Exercise goal: What number of lines contain the word "this"? Reply with the number and nothing else.

Raw data:
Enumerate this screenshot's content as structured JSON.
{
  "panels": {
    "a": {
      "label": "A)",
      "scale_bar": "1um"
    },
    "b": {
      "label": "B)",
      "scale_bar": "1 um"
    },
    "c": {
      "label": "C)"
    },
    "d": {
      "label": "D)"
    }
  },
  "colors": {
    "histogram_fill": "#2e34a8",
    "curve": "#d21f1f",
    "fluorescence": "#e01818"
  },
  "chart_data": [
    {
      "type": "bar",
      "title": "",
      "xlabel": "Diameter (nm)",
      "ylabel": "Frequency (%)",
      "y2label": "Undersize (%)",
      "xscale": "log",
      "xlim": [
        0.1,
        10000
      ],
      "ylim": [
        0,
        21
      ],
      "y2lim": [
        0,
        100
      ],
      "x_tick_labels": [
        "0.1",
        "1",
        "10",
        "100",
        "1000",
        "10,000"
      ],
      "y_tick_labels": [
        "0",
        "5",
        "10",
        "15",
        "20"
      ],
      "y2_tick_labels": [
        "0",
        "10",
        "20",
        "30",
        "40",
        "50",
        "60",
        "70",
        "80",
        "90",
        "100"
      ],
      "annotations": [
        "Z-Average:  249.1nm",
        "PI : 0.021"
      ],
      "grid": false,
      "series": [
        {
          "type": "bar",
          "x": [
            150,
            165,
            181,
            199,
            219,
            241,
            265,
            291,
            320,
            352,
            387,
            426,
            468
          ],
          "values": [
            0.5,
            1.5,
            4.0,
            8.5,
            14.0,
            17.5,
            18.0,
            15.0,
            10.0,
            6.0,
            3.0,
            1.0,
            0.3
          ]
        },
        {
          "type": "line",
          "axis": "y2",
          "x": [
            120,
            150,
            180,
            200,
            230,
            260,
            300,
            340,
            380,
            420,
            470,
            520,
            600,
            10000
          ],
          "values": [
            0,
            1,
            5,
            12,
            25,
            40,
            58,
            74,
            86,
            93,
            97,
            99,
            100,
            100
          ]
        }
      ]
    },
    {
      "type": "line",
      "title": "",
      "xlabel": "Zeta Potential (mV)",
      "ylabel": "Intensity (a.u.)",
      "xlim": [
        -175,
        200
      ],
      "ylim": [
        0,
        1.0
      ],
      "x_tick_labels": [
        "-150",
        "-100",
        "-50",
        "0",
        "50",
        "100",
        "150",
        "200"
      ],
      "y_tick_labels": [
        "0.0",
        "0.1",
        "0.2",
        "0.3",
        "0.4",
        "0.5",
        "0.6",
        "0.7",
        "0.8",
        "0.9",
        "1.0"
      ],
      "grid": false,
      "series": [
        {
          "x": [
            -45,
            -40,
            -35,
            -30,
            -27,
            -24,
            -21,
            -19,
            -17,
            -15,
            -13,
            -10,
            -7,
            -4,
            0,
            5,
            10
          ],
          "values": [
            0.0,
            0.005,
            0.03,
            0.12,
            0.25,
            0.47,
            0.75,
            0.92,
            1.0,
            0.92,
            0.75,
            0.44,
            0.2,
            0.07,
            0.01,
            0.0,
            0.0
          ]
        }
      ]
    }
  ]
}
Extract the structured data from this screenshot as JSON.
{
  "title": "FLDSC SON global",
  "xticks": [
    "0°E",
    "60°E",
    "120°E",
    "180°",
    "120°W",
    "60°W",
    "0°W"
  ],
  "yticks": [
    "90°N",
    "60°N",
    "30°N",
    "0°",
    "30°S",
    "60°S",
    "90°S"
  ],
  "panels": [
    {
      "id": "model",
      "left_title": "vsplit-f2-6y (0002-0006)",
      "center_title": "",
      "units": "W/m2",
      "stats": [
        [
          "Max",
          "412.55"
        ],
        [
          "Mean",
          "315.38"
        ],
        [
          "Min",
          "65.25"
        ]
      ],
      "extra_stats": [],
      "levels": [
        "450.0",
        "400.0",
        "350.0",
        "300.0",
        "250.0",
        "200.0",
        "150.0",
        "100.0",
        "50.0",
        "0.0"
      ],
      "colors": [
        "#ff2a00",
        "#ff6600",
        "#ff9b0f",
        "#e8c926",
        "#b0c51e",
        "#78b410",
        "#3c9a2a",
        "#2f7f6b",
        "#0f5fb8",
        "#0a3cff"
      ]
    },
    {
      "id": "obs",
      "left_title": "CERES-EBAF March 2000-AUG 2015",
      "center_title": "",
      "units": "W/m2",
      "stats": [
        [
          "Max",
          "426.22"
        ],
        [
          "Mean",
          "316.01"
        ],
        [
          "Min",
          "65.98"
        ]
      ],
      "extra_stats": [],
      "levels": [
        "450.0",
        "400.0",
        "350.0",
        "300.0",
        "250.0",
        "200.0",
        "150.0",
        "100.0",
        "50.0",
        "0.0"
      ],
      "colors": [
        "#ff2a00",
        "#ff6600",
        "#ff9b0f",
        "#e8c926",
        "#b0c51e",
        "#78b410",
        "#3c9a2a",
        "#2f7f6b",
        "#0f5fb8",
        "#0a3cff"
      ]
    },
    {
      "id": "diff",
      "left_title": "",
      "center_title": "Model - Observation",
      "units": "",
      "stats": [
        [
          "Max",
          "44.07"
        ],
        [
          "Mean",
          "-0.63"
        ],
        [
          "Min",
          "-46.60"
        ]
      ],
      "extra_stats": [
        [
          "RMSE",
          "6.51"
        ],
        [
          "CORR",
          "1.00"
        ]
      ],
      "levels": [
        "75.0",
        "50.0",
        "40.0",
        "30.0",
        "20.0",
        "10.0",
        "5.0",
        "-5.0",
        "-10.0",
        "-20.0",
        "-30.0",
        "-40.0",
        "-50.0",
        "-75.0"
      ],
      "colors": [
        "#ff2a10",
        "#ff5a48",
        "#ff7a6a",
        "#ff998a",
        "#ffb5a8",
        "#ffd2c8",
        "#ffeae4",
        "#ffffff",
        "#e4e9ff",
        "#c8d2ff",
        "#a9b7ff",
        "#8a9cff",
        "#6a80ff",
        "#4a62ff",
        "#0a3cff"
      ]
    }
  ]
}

The output: 2